Reproduce the records below exactly, leaving out any pictures.

Data for processing:
==*==

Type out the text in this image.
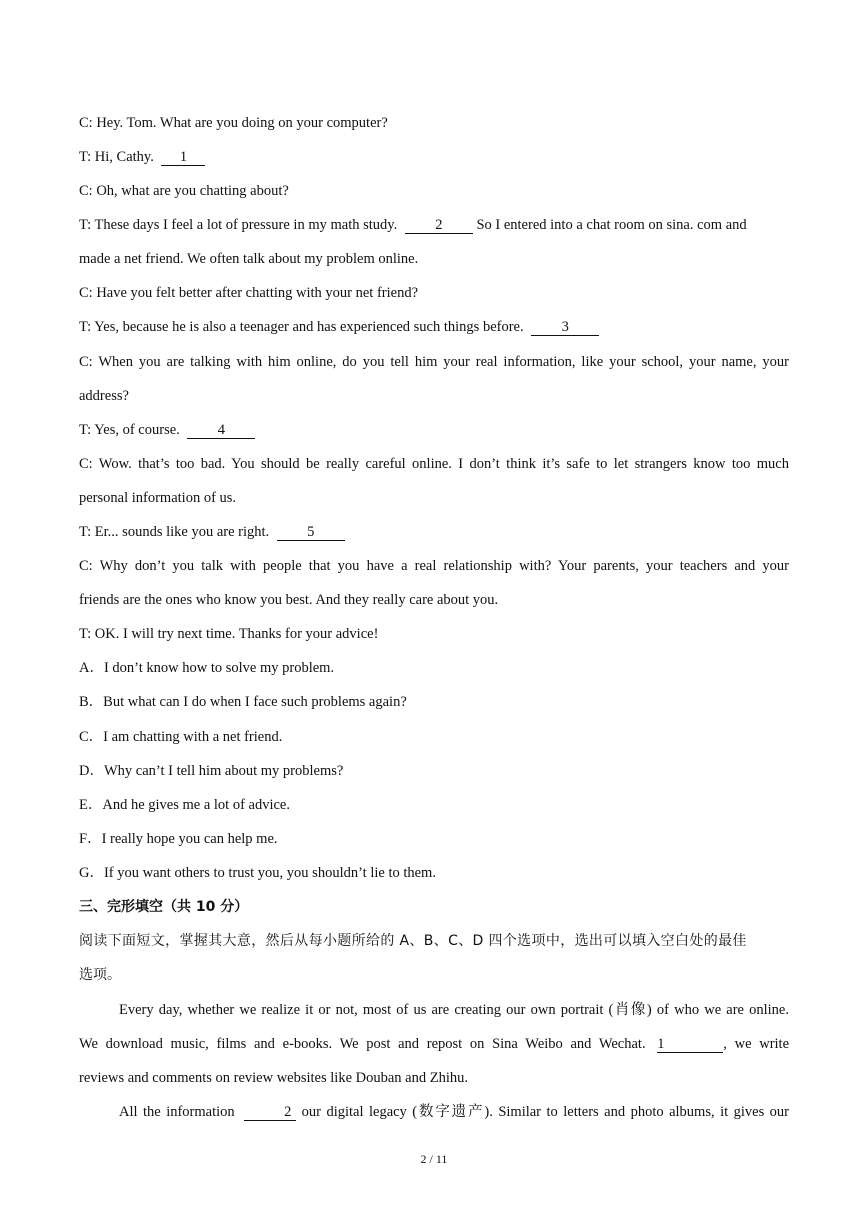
C: Hey. Tom. What are you doing on your computer?
T: Hi, Cathy. 1
C: Oh, what are you chatting about?
T: These days I feel a lot of pressure in my math study.	2 So I entered into a chat room on sina. com and
made a net friend. We often talk about my problem online.
C: Have you felt better after chatting with your net friend?
T: Yes, because he is also a teenager and has experienced such things before.	3
C: When you are talking with him online, do you tell him your real information, like your school, your name, your
address?
T: Yes, of course.	4
C: Wow. that’s too bad. You should be really careful online. I don’t think it’s safe to let strangers know too much
personal information of us.
T: Er... sounds like you are right.	5
C: Why don’t you talk with people that you have a real relationship with? Your parents, your teachers and your
friends are the ones who know you best. And they really care about you.
T: OK. I will try next time. Thanks for your advice!
A．I don’t know how to solve my problem.
B．But what can I do when I face such problems again?
C．I am chatting with a net friend.
D．Why can’t I tell him about my problems?
E．And he gives me a lot of advice.
F．I really hope you can help me.
G．If you want others to trust you, you shouldn’t lie to them.
三、完形填空（共 10 分）
阅读下面短文，掌握其大意，然后从每小题所给的 A、B、C、D 四个选项中，选出可以填入空白处的最佳
选项。
Every day, whether we realize it or not, most of us are creating our own portrait (肖像) of who we are online.
We download music, films and e-books. We post and repost on Sina Weibo and Wechat. 1	, we write
reviews and comments on review websites like Douban and Zhihu.
All the information	2 our digital legacy (数字遗产). Similar to letters and photo albums, it gives our
2 / 11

==*==

Solution below:
Type out the text in this image.
C: Hey. Tom. What are you doing on your computer?
T: Hi, Cathy. 1
C: Oh, what are you chatting about?
T: These days I feel a lot of pressure in my math study.	2 So I entered into a chat room on sina. com and
made a net friend. We often talk about my problem online.
C: Have you felt better after chatting with your net friend?
T: Yes, because he is also a teenager and has experienced such things before.	3
C: When you are talking with him online, do you tell him your real information, like your school, your name, your
address?
T: Yes, of course.	4
C: Wow. that’s too bad. You should be really careful online. I don’t think it’s safe to let strangers know too much
personal information of us.
T: Er... sounds like you are right.	5
C: Why don’t you talk with people that you have a real relationship with? Your parents, your teachers and your
friends are the ones who know you best. And they really care about you.
T: OK. I will try next time. Thanks for your advice!
A．I don’t know how to solve my problem.
B．But what can I do when I face such problems again?
C．I am chatting with a net friend.
D．Why can’t I tell him about my problems?
E．And he gives me a lot of advice.
F．I really hope you can help me.
G．If you want others to trust you, you shouldn’t lie to them.
三、完形填空（共 10 分）
阅读下面短文，掌握其大意，然后从每小题所给的 A、B、C、D 四个选项中，选出可以填入空白处的最佳
选项。
Every day, whether we realize it or not, most of us are creating our own portrait (肖像) of who we are online.
We download music, films and e-books. We post and repost on Sina Weibo and Wechat. 1	, we write
reviews and comments on review websites like Douban and Zhihu.
All the information	2 our digital legacy (数字遗产). Similar to letters and photo albums, it gives our
2 / 11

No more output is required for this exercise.